§ What you have to do
Transcribe the material verbatim in full; the pictures do not belong in the copy.

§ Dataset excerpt
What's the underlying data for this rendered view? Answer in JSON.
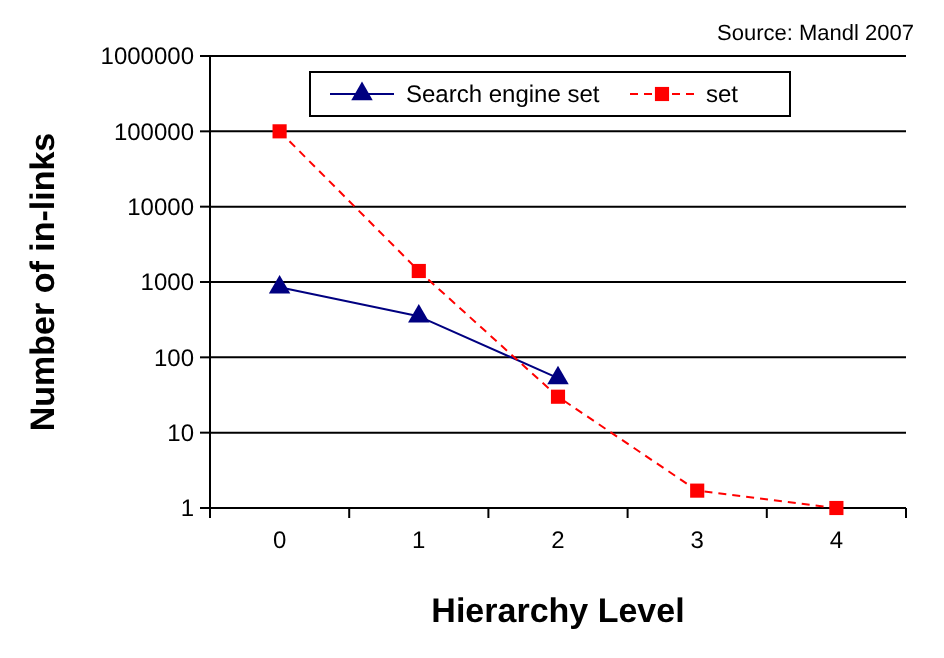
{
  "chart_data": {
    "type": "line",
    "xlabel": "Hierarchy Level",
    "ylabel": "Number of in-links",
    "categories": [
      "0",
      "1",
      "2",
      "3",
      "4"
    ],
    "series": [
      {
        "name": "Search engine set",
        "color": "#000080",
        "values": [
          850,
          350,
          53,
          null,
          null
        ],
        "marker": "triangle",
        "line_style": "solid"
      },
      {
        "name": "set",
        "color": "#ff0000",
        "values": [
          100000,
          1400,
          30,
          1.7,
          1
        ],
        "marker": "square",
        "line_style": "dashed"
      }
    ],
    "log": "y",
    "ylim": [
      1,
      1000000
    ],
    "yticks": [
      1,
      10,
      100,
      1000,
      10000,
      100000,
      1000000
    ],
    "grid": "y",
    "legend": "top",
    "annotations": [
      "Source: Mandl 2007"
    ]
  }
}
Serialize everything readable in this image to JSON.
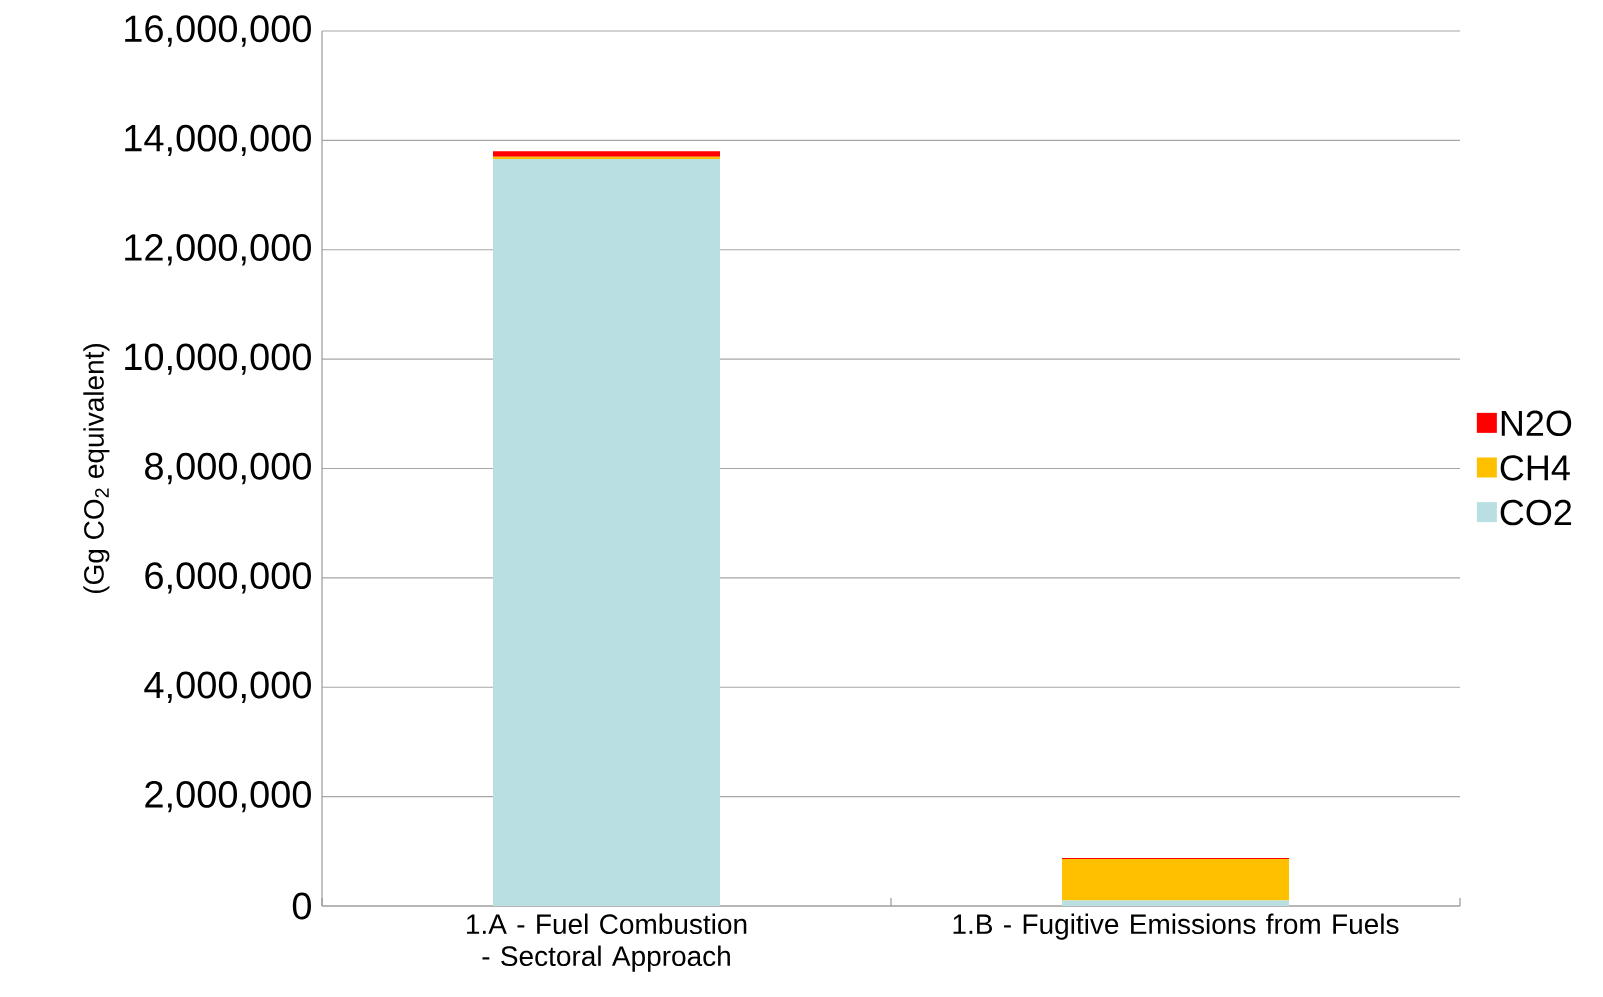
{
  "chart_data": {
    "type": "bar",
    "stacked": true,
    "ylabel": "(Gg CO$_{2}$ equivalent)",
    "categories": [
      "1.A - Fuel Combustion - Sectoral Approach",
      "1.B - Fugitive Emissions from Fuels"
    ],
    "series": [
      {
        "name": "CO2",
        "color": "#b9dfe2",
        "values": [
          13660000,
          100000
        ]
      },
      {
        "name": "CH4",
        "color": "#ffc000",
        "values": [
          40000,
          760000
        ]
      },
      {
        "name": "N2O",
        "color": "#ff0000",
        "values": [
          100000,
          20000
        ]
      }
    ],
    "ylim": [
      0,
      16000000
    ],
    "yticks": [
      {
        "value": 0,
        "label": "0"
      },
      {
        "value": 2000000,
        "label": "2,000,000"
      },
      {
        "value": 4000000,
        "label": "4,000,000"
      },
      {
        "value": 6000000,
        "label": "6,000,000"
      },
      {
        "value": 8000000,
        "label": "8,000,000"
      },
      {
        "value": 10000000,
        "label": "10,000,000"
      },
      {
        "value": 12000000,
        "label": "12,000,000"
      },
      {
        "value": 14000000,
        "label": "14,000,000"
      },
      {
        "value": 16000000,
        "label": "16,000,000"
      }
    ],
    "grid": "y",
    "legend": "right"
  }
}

§ Written response
What's the underlying data for this rendered view? Answer in JSON.
{
  "chart_data": {
    "type": "line",
    "xlabel": "Hierarchy Level",
    "ylabel": "Number of in-links",
    "categories": [
      "0",
      "1",
      "2",
      "3",
      "4"
    ],
    "series": [
      {
        "name": "Search engine set",
        "color": "#000080",
        "values": [
          850,
          350,
          53,
          null,
          null
        ],
        "marker": "triangle",
        "line_style": "solid"
      },
      {
        "name": "set",
        "color": "#ff0000",
        "values": [
          100000,
          1400,
          30,
          1.7,
          1
        ],
        "marker": "square",
        "line_style": "dashed"
      }
    ],
    "log": "y",
    "ylim": [
      1,
      1000000
    ],
    "yticks": [
      1,
      10,
      100,
      1000,
      10000,
      100000,
      1000000
    ],
    "grid": "y",
    "legend": "top",
    "annotations": [
      "Source: Mandl 2007"
    ]
  }
}
Serialize everything readable in this image to JSON.
{
  "chart_data": {
    "type": "bar",
    "stacked": true,
    "ylabel": "(Gg CO$_{2}$ equivalent)",
    "categories": [
      "1.A - Fuel Combustion - Sectoral Approach",
      "1.B - Fugitive Emissions from Fuels"
    ],
    "series": [
      {
        "name": "CO2",
        "color": "#b9dfe2",
        "values": [
          13660000,
          100000
        ]
      },
      {
        "name": "CH4",
        "color": "#ffc000",
        "values": [
          40000,
          760000
        ]
      },
      {
        "name": "N2O",
        "color": "#ff0000",
        "values": [
          100000,
          20000
        ]
      }
    ],
    "ylim": [
      0,
      16000000
    ],
    "yticks": [
      {
        "value": 0,
        "label": "0"
      },
      {
        "value": 2000000,
        "label": "2,000,000"
      },
      {
        "value": 4000000,
        "label": "4,000,000"
      },
      {
        "value": 6000000,
        "label": "6,000,000"
      },
      {
        "value": 8000000,
        "label": "8,000,000"
      },
      {
        "value": 10000000,
        "label": "10,000,000"
      },
      {
        "value": 12000000,
        "label": "12,000,000"
      },
      {
        "value": 14000000,
        "label": "14,000,000"
      },
      {
        "value": 16000000,
        "label": "16,000,000"
      }
    ],
    "grid": "y",
    "legend": "right"
  }
}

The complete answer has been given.